**What is required:**
Look through the records and report how many lines include the word "ylabel", with no other words.

-*-

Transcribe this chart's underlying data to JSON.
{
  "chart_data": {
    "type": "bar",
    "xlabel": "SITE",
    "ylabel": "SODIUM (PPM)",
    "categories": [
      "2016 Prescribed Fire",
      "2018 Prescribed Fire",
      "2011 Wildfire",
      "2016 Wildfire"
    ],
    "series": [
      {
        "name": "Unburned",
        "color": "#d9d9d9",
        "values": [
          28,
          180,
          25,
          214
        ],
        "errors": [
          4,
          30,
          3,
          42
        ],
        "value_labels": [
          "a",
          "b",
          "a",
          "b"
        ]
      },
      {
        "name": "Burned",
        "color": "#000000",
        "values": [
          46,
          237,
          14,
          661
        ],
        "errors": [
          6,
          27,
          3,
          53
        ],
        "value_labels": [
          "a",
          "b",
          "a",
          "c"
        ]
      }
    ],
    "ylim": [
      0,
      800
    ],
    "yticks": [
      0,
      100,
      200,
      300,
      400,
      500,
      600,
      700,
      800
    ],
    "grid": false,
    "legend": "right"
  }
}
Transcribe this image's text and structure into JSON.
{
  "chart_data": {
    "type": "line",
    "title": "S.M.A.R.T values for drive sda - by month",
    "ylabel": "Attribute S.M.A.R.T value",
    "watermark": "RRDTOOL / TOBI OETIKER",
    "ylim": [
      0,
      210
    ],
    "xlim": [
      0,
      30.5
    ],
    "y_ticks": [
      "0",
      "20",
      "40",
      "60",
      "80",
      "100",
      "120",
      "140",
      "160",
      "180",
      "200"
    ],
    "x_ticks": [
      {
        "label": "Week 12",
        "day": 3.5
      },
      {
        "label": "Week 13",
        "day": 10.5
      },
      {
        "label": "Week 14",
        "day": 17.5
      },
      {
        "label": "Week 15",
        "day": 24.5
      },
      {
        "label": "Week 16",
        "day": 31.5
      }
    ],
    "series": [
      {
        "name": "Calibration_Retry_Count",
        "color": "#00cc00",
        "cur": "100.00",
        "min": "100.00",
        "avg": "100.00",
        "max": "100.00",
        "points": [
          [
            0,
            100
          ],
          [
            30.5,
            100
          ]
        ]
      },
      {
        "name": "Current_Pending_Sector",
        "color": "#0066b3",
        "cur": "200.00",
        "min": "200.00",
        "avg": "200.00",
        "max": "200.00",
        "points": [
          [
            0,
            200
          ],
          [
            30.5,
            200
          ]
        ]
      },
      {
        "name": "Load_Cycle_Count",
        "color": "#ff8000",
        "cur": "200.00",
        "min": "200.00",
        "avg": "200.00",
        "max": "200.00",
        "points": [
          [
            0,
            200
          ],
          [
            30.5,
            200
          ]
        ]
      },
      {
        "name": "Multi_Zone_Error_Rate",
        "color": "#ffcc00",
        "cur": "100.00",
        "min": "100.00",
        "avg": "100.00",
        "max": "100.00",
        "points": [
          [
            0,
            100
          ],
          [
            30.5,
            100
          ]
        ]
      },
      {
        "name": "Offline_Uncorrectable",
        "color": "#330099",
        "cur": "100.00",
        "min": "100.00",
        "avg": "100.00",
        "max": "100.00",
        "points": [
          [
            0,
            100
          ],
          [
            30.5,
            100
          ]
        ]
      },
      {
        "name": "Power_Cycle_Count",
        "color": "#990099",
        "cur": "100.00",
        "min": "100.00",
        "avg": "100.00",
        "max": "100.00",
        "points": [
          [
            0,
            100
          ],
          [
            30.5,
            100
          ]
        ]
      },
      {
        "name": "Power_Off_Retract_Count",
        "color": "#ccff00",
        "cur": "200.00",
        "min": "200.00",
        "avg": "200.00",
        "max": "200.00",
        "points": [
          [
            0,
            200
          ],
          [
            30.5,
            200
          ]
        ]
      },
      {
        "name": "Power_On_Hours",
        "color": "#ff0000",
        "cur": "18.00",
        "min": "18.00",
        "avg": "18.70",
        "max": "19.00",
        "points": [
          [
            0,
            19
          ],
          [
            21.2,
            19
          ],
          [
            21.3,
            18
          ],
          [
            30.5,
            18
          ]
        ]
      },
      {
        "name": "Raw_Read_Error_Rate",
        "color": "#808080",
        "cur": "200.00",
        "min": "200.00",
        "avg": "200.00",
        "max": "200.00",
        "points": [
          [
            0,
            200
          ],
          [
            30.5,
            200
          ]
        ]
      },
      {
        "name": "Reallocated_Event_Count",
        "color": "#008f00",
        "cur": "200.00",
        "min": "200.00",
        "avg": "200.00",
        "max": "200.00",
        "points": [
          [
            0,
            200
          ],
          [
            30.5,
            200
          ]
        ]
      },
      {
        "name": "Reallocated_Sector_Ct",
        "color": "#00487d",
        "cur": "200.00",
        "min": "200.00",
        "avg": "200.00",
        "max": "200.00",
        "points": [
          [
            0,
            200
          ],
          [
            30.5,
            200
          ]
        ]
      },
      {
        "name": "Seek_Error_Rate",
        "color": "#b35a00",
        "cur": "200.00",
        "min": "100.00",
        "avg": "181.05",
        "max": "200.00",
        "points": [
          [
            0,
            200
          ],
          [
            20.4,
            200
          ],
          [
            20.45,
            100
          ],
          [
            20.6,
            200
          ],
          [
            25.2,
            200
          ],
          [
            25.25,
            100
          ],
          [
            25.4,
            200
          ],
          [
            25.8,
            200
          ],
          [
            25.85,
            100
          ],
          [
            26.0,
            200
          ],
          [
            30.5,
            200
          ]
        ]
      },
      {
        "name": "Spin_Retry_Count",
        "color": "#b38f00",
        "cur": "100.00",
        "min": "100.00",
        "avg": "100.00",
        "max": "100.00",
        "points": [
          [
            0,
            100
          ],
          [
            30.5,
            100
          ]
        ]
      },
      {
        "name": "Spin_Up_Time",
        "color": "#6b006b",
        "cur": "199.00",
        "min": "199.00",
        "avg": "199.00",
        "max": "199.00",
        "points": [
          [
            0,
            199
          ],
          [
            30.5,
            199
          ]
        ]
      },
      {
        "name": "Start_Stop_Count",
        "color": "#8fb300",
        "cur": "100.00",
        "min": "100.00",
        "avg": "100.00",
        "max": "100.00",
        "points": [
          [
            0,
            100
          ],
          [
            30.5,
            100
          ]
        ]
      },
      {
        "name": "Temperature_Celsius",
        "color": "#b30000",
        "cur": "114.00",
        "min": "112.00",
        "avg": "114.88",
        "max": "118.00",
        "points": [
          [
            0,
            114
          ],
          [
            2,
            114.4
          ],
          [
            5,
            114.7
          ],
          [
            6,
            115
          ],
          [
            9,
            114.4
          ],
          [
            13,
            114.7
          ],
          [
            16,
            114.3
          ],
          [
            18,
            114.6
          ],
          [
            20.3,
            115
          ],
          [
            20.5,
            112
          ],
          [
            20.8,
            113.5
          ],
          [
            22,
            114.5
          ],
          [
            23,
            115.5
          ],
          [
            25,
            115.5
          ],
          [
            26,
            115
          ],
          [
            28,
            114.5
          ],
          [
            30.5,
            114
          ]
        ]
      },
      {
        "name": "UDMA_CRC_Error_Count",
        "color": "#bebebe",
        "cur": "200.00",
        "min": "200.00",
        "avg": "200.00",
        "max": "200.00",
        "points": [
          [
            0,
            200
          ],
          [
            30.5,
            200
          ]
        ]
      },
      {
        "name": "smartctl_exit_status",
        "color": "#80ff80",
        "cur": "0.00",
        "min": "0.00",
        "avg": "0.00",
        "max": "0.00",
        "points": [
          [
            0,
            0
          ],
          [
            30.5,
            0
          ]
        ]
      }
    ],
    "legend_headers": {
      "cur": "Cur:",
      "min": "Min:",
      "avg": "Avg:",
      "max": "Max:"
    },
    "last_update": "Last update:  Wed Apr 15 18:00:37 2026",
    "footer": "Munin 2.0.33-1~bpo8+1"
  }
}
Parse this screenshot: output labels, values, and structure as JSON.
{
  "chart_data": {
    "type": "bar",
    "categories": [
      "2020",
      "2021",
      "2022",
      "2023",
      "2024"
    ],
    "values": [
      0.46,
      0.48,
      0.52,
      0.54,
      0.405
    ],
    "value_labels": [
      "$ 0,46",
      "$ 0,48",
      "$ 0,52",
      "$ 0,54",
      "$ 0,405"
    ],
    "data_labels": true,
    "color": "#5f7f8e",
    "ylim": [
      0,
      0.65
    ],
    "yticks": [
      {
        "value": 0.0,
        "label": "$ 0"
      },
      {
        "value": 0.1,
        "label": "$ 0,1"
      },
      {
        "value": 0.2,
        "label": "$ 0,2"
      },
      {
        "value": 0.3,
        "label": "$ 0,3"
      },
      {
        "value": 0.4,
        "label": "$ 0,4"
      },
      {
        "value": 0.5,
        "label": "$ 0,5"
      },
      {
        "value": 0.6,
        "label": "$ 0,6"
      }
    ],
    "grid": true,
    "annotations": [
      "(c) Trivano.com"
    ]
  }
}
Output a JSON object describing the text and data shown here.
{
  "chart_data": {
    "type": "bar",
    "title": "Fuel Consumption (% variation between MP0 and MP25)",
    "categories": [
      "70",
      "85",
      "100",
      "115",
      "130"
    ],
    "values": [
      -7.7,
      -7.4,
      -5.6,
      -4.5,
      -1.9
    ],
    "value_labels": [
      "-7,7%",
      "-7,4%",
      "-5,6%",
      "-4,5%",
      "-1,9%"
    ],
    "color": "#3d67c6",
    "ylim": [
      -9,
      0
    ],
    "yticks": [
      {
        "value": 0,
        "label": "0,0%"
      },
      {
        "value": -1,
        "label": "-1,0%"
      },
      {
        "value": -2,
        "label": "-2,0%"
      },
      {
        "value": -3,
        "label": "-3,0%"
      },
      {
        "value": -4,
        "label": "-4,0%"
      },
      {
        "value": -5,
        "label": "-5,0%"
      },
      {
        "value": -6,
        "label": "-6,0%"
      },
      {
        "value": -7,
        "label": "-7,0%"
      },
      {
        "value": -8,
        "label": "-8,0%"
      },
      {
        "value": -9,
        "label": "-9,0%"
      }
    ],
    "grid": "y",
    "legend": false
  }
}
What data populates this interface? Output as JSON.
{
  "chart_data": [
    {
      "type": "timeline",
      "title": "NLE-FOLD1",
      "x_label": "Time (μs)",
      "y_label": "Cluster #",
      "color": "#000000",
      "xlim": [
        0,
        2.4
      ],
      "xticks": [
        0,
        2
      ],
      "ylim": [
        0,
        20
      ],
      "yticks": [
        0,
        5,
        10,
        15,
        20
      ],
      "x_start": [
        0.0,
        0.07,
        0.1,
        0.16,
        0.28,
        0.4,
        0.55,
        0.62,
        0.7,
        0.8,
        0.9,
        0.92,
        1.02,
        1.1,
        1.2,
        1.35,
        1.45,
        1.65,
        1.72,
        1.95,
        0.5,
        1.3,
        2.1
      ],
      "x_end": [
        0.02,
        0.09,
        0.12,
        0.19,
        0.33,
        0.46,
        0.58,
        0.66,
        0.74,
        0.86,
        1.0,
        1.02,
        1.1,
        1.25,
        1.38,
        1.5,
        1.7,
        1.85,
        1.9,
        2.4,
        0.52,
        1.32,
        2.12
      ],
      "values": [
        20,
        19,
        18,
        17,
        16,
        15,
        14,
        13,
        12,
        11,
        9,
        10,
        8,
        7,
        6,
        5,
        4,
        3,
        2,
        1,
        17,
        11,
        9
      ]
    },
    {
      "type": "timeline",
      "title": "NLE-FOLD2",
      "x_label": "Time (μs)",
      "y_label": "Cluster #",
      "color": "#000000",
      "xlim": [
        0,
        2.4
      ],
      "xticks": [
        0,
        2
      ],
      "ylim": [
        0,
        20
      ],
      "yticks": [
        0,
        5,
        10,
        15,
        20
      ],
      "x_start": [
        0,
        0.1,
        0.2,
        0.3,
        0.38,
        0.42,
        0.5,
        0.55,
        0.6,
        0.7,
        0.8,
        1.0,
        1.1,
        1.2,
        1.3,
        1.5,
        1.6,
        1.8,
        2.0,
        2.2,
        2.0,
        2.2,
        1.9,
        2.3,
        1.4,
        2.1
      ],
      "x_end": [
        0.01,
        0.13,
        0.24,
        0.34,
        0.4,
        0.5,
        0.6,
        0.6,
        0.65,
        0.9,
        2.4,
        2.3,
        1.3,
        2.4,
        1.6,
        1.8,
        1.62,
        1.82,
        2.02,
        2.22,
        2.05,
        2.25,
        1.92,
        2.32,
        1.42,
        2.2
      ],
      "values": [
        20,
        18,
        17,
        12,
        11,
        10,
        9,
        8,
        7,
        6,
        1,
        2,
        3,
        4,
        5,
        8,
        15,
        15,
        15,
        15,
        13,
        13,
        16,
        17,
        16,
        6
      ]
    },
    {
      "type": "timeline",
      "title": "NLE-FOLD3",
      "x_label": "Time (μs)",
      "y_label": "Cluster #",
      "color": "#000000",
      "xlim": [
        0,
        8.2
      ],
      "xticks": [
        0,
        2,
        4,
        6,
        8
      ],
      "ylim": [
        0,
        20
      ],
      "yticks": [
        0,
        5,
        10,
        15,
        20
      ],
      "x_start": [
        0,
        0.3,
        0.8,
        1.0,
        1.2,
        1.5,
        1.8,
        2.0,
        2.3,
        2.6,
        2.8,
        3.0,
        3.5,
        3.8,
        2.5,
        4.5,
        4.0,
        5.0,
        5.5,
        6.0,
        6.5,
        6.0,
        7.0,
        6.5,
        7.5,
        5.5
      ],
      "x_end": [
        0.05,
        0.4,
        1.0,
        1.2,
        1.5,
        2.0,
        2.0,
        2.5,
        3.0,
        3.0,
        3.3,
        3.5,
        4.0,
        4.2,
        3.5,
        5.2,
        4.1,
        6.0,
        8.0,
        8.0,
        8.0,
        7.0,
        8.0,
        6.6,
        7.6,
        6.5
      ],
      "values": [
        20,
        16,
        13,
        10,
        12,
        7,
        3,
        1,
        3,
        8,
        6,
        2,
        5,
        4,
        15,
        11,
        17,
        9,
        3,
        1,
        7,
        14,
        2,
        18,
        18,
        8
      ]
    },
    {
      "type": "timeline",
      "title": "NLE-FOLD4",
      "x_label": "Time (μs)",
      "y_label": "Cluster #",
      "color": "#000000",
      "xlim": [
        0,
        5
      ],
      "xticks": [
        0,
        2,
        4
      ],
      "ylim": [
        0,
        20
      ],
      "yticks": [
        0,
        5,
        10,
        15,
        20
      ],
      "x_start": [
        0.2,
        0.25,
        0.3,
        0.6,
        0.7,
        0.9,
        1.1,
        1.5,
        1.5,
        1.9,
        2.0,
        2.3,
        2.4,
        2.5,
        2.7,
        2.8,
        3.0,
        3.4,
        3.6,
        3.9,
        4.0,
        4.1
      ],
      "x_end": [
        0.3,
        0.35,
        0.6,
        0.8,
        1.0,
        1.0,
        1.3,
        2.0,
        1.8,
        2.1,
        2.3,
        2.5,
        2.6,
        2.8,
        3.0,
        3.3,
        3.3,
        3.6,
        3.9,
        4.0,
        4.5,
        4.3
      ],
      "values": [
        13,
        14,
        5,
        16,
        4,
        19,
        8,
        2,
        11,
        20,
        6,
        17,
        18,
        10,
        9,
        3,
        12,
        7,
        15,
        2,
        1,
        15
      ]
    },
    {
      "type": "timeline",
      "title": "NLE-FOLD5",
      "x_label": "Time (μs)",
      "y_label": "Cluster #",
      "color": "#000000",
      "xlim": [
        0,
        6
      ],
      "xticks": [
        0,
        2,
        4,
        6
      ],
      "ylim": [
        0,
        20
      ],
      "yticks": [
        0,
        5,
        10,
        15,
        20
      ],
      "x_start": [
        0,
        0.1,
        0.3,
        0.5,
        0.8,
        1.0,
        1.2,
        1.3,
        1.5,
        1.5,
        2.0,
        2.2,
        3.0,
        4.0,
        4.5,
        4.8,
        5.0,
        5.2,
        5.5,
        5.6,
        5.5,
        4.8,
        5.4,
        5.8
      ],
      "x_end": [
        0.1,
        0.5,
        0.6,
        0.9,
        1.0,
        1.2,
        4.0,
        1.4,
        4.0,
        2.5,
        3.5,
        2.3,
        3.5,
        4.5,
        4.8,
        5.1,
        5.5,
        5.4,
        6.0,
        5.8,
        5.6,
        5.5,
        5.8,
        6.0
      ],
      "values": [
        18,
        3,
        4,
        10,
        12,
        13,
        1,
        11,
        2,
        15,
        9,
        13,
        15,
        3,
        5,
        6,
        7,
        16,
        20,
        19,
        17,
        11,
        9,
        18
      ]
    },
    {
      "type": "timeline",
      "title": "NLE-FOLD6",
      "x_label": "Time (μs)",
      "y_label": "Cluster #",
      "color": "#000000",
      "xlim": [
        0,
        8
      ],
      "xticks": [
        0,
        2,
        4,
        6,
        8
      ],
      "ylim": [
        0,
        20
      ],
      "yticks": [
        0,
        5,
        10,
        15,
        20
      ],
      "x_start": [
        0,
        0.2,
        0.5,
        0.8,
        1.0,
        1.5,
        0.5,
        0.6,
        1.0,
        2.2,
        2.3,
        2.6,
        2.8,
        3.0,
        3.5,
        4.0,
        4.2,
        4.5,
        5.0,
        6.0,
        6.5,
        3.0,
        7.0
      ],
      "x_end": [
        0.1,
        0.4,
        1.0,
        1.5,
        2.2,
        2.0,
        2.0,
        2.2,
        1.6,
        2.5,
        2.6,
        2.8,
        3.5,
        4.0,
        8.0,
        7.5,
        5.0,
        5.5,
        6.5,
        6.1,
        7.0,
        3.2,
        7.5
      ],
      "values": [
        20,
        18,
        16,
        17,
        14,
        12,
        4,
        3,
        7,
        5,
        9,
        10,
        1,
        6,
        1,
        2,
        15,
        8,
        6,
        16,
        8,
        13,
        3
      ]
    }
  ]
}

-*-

**Written answer:**
2